_Exercise aim_
Write out all the entries word for word, but skip any images.

***** Records supplied *****

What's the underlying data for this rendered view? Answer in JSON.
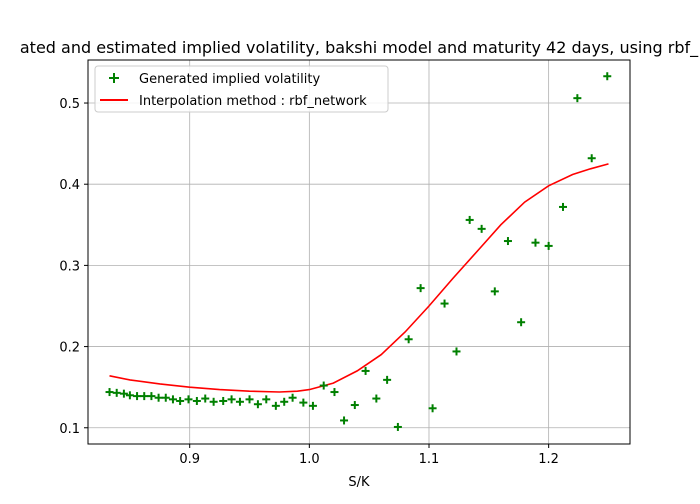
{
  "chart_data": {
    "type": "scatter",
    "title": "ated and estimated implied volatility, bakshi model and maturity 42 days, using rbf_",
    "xlabel": "S/K",
    "ylabel": "",
    "xlim": [
      0.815,
      1.268
    ],
    "ylim": [
      0.08,
      0.553
    ],
    "x_ticks": [
      0.9,
      1.0,
      1.1,
      1.2
    ],
    "x_tick_labels": [
      "0.9",
      "1.0",
      "1.1",
      "1.2"
    ],
    "y_ticks": [
      0.1,
      0.2,
      0.3,
      0.4,
      0.5
    ],
    "y_tick_labels": [
      "0.1",
      "0.2",
      "0.3",
      "0.4",
      "0.5"
    ],
    "grid": true,
    "legend_position": "top-left",
    "colors": {
      "scatter": "#008000",
      "line": "#ff0000"
    },
    "series": [
      {
        "name": "Generated implied volatility",
        "kind": "scatter",
        "marker": "+",
        "x": [
          0.833,
          0.839,
          0.845,
          0.85,
          0.856,
          0.862,
          0.868,
          0.874,
          0.88,
          0.886,
          0.892,
          0.899,
          0.906,
          0.913,
          0.92,
          0.928,
          0.935,
          0.942,
          0.95,
          0.957,
          0.964,
          0.972,
          0.979,
          0.986,
          0.995,
          1.003,
          1.012,
          1.021,
          1.029,
          1.038,
          1.047,
          1.056,
          1.065,
          1.074,
          1.083,
          1.093,
          1.103,
          1.113,
          1.123,
          1.134,
          1.144,
          1.155,
          1.166,
          1.177,
          1.189,
          1.2,
          1.212,
          1.224,
          1.236,
          1.249
        ],
        "y": [
          0.144,
          0.143,
          0.142,
          0.14,
          0.139,
          0.139,
          0.139,
          0.137,
          0.137,
          0.135,
          0.133,
          0.135,
          0.133,
          0.136,
          0.132,
          0.133,
          0.135,
          0.132,
          0.135,
          0.129,
          0.135,
          0.127,
          0.132,
          0.137,
          0.131,
          0.127,
          0.152,
          0.144,
          0.109,
          0.128,
          0.17,
          0.136,
          0.159,
          0.101,
          0.209,
          0.272,
          0.124,
          0.253,
          0.194,
          0.356,
          0.345,
          0.268,
          0.33,
          0.23,
          0.328,
          0.324,
          0.372,
          0.506,
          0.432,
          0.533
        ]
      },
      {
        "name": "Interpolation method : rbf_network",
        "kind": "line",
        "x": [
          0.833,
          0.85,
          0.875,
          0.9,
          0.925,
          0.95,
          0.975,
          0.99,
          1.0,
          1.02,
          1.04,
          1.06,
          1.08,
          1.1,
          1.12,
          1.14,
          1.16,
          1.18,
          1.2,
          1.22,
          1.235,
          1.25
        ],
        "y": [
          0.164,
          0.159,
          0.154,
          0.15,
          0.147,
          0.145,
          0.144,
          0.145,
          0.147,
          0.155,
          0.17,
          0.19,
          0.218,
          0.25,
          0.284,
          0.317,
          0.35,
          0.378,
          0.398,
          0.412,
          0.419,
          0.425
        ]
      }
    ]
  }
}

*****

_Written response_
What's the underlying data for this rendered view? Answer in JSON.
{
  "chart_data": {
    "type": "scatter",
    "title": "ated and estimated implied volatility, bakshi model and maturity 42 days, using rbf_",
    "xlabel": "S/K",
    "ylabel": "",
    "xlim": [
      0.815,
      1.268
    ],
    "ylim": [
      0.08,
      0.553
    ],
    "x_ticks": [
      0.9,
      1.0,
      1.1,
      1.2
    ],
    "x_tick_labels": [
      "0.9",
      "1.0",
      "1.1",
      "1.2"
    ],
    "y_ticks": [
      0.1,
      0.2,
      0.3,
      0.4,
      0.5
    ],
    "y_tick_labels": [
      "0.1",
      "0.2",
      "0.3",
      "0.4",
      "0.5"
    ],
    "grid": true,
    "legend_position": "top-left",
    "colors": {
      "scatter": "#008000",
      "line": "#ff0000"
    },
    "series": [
      {
        "name": "Generated implied volatility",
        "kind": "scatter",
        "marker": "+",
        "x": [
          0.833,
          0.839,
          0.845,
          0.85,
          0.856,
          0.862,
          0.868,
          0.874,
          0.88,
          0.886,
          0.892,
          0.899,
          0.906,
          0.913,
          0.92,
          0.928,
          0.935,
          0.942,
          0.95,
          0.957,
          0.964,
          0.972,
          0.979,
          0.986,
          0.995,
          1.003,
          1.012,
          1.021,
          1.029,
          1.038,
          1.047,
          1.056,
          1.065,
          1.074,
          1.083,
          1.093,
          1.103,
          1.113,
          1.123,
          1.134,
          1.144,
          1.155,
          1.166,
          1.177,
          1.189,
          1.2,
          1.212,
          1.224,
          1.236,
          1.249
        ],
        "y": [
          0.144,
          0.143,
          0.142,
          0.14,
          0.139,
          0.139,
          0.139,
          0.137,
          0.137,
          0.135,
          0.133,
          0.135,
          0.133,
          0.136,
          0.132,
          0.133,
          0.135,
          0.132,
          0.135,
          0.129,
          0.135,
          0.127,
          0.132,
          0.137,
          0.131,
          0.127,
          0.152,
          0.144,
          0.109,
          0.128,
          0.17,
          0.136,
          0.159,
          0.101,
          0.209,
          0.272,
          0.124,
          0.253,
          0.194,
          0.356,
          0.345,
          0.268,
          0.33,
          0.23,
          0.328,
          0.324,
          0.372,
          0.506,
          0.432,
          0.533
        ]
      },
      {
        "name": "Interpolation method : rbf_network",
        "kind": "line",
        "x": [
          0.833,
          0.85,
          0.875,
          0.9,
          0.925,
          0.95,
          0.975,
          0.99,
          1.0,
          1.02,
          1.04,
          1.06,
          1.08,
          1.1,
          1.12,
          1.14,
          1.16,
          1.18,
          1.2,
          1.22,
          1.235,
          1.25
        ],
        "y": [
          0.164,
          0.159,
          0.154,
          0.15,
          0.147,
          0.145,
          0.144,
          0.145,
          0.147,
          0.155,
          0.17,
          0.19,
          0.218,
          0.25,
          0.284,
          0.317,
          0.35,
          0.378,
          0.398,
          0.412,
          0.419,
          0.425
        ]
      }
    ]
  }
}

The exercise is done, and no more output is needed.